-- STATED GOAL --
Reproduce the data that follows in its entirety, character for character.

## START DATA RECORDS

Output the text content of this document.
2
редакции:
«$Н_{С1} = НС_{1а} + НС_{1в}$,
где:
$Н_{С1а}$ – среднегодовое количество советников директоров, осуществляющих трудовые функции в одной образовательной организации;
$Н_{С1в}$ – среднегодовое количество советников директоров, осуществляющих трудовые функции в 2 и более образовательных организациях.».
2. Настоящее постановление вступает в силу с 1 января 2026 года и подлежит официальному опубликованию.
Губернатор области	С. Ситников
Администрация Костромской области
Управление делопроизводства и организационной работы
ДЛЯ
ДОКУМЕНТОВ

## END DATA RECORDS

-- RESULT OF THIS TASK --
Output the text content of this document.
2
редакции:
«$Н_{С1} = НС_{1а} + НС_{1в}$,
где:
$Н_{С1а}$ – среднегодовое количество советников директоров, осуществляющих трудовые функции в одной образовательной организации;
$Н_{С1в}$ – среднегодовое количество советников директоров, осуществляющих трудовые функции в 2 и более образовательных организациях.».
2. Настоящее постановление вступает в силу с 1 января 2026 года и подлежит официальному опубликованию.
Губернатор области	С. Ситников
Администрация Костромской области
Управление делопроизводства и организационной работы
ДЛЯ
ДОКУМЕНТОВ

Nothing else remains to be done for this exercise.